▸ **PROBLEM DESCRIPTION**: Render the items below as a numbered list, skipping blank lines, starting from the first item and ending with the line containing "cell-r5c3[interactable]: 5 [153, 311, 222, 380]", inclusive.

Rows from a dataset
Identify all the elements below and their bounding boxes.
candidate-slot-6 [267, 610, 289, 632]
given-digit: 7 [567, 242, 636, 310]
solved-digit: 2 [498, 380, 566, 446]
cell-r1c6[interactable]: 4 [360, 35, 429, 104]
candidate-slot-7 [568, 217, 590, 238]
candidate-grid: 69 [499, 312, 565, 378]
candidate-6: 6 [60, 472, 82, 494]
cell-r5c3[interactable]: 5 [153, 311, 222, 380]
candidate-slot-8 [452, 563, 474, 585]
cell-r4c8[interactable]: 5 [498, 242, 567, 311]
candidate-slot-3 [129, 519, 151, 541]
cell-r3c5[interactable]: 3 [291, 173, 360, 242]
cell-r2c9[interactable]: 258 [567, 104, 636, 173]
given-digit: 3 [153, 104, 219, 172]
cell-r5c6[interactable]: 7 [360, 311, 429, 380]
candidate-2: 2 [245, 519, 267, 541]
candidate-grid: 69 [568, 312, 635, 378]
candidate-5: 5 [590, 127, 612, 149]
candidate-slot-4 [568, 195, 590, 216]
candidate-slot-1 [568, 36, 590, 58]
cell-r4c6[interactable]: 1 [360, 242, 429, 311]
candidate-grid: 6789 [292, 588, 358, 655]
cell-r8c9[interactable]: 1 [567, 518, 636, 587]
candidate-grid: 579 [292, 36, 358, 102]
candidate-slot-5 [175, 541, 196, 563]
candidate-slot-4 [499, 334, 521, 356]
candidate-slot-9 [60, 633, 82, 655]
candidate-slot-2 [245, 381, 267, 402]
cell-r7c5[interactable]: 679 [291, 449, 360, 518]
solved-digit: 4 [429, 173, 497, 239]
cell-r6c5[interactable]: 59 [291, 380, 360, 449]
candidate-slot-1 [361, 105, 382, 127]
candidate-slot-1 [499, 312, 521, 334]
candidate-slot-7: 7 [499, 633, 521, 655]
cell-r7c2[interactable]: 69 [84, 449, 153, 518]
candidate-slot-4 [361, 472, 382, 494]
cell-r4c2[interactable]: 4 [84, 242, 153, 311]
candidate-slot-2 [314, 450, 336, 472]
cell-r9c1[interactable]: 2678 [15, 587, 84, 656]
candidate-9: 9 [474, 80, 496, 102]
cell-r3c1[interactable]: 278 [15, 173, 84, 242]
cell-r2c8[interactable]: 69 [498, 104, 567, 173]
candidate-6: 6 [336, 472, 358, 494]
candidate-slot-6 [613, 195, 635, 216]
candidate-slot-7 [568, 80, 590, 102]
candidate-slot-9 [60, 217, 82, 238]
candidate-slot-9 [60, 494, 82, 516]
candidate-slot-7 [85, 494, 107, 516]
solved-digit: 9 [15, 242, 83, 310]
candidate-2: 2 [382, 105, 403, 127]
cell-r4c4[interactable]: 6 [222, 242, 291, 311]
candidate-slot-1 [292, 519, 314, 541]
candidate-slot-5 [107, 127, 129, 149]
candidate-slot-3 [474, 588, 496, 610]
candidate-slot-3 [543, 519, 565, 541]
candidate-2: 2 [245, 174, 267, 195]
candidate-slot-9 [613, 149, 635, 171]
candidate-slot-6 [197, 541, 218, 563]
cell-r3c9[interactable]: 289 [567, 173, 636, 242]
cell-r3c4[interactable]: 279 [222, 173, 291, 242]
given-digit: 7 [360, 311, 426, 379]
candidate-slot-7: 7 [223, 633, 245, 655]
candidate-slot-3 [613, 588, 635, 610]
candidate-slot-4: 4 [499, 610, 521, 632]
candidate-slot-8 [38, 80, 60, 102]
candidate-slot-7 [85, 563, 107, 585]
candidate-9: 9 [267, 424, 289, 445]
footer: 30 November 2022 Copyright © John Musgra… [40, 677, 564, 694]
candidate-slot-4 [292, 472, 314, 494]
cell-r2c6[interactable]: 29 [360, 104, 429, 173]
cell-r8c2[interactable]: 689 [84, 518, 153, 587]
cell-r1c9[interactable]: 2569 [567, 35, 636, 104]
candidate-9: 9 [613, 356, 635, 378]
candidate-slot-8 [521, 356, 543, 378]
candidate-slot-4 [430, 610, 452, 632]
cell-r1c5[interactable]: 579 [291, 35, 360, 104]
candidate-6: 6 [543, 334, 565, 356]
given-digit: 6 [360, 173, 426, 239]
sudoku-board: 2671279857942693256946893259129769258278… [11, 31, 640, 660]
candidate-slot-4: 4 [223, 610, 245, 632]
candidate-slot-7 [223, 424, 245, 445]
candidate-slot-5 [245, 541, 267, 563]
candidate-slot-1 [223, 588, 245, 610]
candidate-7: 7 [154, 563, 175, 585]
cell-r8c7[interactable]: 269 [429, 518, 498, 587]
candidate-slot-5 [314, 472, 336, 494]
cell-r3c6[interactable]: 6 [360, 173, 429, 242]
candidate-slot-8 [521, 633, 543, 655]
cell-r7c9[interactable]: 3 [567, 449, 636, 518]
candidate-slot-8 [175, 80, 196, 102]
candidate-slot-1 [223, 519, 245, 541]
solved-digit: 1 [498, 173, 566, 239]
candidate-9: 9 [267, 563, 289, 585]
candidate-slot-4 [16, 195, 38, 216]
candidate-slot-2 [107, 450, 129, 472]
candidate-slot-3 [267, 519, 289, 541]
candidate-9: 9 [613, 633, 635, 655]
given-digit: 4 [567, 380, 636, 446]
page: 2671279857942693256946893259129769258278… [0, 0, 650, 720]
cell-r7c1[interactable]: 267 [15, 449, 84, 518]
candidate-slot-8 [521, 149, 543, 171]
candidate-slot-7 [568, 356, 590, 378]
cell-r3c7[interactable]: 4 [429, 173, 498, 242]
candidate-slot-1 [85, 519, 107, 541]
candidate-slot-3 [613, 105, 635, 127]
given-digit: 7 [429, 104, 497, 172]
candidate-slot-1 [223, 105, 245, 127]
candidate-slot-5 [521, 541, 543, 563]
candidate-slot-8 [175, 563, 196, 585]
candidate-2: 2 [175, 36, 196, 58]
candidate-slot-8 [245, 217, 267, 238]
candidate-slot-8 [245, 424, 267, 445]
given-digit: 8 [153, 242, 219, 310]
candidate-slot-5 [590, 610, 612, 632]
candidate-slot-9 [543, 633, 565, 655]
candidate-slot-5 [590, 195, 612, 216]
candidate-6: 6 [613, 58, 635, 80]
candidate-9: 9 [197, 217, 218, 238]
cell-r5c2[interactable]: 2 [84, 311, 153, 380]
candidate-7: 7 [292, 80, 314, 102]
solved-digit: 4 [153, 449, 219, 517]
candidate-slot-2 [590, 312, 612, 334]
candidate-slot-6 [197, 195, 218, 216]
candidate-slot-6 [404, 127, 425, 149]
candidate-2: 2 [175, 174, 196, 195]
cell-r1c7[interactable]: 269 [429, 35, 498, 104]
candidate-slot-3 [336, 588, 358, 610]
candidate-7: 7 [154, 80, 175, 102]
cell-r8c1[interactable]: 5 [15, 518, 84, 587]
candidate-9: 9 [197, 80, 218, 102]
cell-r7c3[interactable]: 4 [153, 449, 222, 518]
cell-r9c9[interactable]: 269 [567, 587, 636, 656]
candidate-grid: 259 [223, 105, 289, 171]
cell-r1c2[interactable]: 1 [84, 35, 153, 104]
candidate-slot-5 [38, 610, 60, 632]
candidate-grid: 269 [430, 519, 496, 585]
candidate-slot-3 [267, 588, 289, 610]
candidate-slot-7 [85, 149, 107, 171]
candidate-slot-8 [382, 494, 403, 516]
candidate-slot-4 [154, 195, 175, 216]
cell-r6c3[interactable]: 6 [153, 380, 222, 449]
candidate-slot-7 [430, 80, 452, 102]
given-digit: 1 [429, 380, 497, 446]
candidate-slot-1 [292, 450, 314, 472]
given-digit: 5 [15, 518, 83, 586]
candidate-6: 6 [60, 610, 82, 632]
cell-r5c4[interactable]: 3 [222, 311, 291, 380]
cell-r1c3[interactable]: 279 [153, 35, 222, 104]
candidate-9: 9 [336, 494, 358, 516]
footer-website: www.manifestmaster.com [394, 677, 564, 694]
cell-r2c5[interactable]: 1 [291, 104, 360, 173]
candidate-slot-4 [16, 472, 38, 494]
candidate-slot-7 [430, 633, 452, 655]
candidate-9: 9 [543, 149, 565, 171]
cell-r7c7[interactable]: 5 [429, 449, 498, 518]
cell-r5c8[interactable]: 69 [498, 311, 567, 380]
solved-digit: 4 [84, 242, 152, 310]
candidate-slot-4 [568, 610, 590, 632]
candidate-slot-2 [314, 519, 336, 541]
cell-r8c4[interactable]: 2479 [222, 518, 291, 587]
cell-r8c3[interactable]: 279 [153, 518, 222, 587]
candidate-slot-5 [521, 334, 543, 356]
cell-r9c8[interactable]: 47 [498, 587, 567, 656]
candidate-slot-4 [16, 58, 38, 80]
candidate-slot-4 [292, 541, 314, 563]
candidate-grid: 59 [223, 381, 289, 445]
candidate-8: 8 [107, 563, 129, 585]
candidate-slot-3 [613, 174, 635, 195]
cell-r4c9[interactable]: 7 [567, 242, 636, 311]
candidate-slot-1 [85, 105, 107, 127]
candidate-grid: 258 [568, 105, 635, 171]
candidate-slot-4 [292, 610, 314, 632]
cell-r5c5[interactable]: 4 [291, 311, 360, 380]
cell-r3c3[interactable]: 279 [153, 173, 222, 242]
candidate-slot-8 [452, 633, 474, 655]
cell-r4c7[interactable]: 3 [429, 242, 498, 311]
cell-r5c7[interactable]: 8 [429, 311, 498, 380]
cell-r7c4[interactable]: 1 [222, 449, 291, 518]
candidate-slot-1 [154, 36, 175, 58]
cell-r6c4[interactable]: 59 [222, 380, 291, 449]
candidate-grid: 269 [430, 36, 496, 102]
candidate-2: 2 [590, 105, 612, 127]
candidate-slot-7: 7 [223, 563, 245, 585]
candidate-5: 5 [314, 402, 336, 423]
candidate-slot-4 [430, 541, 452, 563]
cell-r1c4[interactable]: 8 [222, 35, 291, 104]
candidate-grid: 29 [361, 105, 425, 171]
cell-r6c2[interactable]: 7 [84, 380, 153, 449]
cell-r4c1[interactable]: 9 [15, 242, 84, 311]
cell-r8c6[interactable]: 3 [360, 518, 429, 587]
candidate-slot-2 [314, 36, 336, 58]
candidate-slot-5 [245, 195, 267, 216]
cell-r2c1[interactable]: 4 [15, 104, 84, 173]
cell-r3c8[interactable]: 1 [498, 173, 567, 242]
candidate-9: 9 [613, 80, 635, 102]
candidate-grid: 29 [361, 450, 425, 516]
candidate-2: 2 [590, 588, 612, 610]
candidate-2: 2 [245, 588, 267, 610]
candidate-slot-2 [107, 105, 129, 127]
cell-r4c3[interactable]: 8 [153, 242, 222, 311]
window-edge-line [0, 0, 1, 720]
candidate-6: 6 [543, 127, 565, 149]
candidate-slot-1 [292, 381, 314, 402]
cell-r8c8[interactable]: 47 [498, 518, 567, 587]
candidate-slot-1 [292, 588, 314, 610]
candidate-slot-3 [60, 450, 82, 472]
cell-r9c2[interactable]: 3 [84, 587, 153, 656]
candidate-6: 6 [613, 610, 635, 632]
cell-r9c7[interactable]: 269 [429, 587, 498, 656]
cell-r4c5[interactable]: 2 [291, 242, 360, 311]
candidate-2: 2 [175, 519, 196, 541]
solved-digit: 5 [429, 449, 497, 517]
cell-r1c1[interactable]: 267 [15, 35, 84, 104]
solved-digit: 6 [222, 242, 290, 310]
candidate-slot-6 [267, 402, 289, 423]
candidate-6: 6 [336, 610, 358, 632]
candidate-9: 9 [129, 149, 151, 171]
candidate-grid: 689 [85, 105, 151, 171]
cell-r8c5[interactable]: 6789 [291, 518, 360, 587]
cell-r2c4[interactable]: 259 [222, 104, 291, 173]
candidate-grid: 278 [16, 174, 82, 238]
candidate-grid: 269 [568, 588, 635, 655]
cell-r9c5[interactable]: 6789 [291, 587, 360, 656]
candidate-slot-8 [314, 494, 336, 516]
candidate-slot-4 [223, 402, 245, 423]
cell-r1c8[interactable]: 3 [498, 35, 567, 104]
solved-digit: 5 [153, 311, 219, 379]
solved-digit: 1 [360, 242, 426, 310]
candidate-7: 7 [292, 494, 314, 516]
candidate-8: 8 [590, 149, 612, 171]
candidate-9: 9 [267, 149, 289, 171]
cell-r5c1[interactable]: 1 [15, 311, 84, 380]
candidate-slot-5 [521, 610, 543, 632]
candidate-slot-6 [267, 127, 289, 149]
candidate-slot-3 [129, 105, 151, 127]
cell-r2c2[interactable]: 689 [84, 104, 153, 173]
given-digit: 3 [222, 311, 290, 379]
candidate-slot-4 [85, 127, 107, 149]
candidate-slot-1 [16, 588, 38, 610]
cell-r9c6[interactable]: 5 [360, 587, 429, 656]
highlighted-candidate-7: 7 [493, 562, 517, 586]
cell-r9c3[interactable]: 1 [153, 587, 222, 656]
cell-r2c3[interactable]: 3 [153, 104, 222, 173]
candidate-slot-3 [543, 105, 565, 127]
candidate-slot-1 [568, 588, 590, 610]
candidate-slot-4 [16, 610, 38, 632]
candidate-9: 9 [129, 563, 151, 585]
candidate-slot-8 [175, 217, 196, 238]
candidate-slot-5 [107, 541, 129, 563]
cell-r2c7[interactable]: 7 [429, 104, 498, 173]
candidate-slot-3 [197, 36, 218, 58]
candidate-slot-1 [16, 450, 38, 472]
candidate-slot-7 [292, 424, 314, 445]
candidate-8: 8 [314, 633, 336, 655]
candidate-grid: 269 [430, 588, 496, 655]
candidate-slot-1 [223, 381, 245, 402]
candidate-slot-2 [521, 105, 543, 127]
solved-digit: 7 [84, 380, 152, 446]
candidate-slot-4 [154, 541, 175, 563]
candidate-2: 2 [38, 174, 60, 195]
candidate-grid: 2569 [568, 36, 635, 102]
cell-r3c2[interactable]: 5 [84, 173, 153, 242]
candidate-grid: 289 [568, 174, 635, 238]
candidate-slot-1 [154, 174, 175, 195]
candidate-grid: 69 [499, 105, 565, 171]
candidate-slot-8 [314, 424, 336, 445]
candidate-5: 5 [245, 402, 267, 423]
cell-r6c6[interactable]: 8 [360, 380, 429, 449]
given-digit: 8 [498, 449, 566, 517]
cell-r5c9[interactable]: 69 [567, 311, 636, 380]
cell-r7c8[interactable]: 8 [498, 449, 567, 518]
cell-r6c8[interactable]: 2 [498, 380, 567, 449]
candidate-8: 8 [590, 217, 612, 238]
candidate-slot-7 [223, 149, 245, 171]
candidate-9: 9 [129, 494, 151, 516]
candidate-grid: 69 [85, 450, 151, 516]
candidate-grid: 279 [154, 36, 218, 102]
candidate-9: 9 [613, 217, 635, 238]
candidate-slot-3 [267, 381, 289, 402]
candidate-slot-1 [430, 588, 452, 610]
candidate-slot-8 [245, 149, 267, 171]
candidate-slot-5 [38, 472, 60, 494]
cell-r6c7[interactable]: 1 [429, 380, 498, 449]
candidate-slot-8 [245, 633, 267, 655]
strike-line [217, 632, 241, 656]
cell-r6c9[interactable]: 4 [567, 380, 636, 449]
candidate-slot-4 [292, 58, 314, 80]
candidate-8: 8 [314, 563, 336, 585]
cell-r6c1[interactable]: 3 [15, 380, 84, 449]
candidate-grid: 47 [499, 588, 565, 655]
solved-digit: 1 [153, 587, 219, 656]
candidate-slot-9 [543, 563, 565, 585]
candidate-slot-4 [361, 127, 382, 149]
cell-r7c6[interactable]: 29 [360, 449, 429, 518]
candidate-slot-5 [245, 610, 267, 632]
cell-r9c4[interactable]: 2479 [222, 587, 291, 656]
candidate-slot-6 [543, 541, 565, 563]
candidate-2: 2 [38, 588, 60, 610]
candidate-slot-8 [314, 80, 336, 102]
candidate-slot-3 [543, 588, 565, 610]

▸ **SOLUTION FOR THIS PROBLEM**:
1. Identify all the elements below and their bounding boxes.
2. candidate-slot-6 [267, 610, 289, 632]
3. given-digit: 7 [567, 242, 636, 310]
4. solved-digit: 2 [498, 380, 566, 446]
5. cell-r1c6[interactable]: 4 [360, 35, 429, 104]
6. candidate-slot-7 [568, 217, 590, 238]
7. candidate-grid: 69 [499, 312, 565, 378]
8. candidate-6: 6 [60, 472, 82, 494]
9. cell-r5c3[interactable]: 5 [153, 311, 222, 380]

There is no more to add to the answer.